■ **WHAT IS NEEDED**: Every line below should be repeated exactly.

■ **SOURCE RECORDS**:
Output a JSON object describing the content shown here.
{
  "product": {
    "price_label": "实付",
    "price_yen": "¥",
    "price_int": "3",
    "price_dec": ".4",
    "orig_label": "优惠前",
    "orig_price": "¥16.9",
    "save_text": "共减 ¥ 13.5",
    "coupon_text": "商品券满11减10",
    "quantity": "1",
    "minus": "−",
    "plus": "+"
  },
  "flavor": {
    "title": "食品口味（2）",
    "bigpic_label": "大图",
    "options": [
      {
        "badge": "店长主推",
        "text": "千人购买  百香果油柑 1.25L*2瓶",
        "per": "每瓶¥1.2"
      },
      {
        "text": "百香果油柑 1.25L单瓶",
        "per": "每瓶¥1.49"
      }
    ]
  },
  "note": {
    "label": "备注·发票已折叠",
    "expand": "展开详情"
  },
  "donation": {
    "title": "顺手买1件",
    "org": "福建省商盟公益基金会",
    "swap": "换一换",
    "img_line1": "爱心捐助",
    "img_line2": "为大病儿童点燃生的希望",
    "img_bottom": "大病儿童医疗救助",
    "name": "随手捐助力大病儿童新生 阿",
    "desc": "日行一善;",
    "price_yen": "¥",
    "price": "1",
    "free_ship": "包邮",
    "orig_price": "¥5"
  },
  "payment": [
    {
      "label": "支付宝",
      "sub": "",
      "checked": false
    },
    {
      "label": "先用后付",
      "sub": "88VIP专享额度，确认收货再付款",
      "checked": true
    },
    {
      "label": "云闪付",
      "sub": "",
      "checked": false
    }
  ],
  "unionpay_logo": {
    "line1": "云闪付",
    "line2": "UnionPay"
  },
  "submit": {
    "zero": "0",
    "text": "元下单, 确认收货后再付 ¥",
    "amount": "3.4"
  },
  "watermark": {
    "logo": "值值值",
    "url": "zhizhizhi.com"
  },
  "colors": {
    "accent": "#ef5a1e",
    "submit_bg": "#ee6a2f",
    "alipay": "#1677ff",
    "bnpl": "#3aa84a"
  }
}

■ **PROBLEM SOLUTION**:
Output a JSON object describing the content shown here.
{
  "product": {
    "price_label": "实付",
    "price_yen": "¥",
    "price_int": "3",
    "price_dec": ".4",
    "orig_label": "优惠前",
    "orig_price": "¥16.9",
    "save_text": "共减 ¥ 13.5",
    "coupon_text": "商品券满11减10",
    "quantity": "1",
    "minus": "−",
    "plus": "+"
  },
  "flavor": {
    "title": "食品口味（2）",
    "bigpic_label": "大图",
    "options": [
      {
        "badge": "店长主推",
        "text": "千人购买  百香果油柑 1.25L*2瓶",
        "per": "每瓶¥1.2"
      },
      {
        "text": "百香果油柑 1.25L单瓶",
        "per": "每瓶¥1.49"
      }
    ]
  },
  "note": {
    "label": "备注·发票已折叠",
    "expand": "展开详情"
  },
  "donation": {
    "title": "顺手买1件",
    "org": "福建省商盟公益基金会",
    "swap": "换一换",
    "img_line1": "爱心捐助",
    "img_line2": "为大病儿童点燃生的希望",
    "img_bottom": "大病儿童医疗救助",
    "name": "随手捐助力大病儿童新生 阿",
    "desc": "日行一善;",
    "price_yen": "¥",
    "price": "1",
    "free_ship": "包邮",
    "orig_price": "¥5"
  },
  "payment": [
    {
      "label": "支付宝",
      "sub": "",
      "checked": false
    },
    {
      "label": "先用后付",
      "sub": "88VIP专享额度，确认收货再付款",
      "checked": true
    },
    {
      "label": "云闪付",
      "sub": "",
      "checked": false
    }
  ],
  "unionpay_logo": {
    "line1": "云闪付",
    "line2": "UnionPay"
  },
  "submit": {
    "zero": "0",
    "text": "元下单, 确认收货后再付 ¥",
    "amount": "3.4"
  },
  "watermark": {
    "logo": "值值值",
    "url": "zhizhizhi.com"
  },
  "colors": {
    "accent": "#ef5a1e",
    "submit_bg": "#ee6a2f",
    "alipay": "#1677ff",
    "bnpl": "#3aa84a"
  }
}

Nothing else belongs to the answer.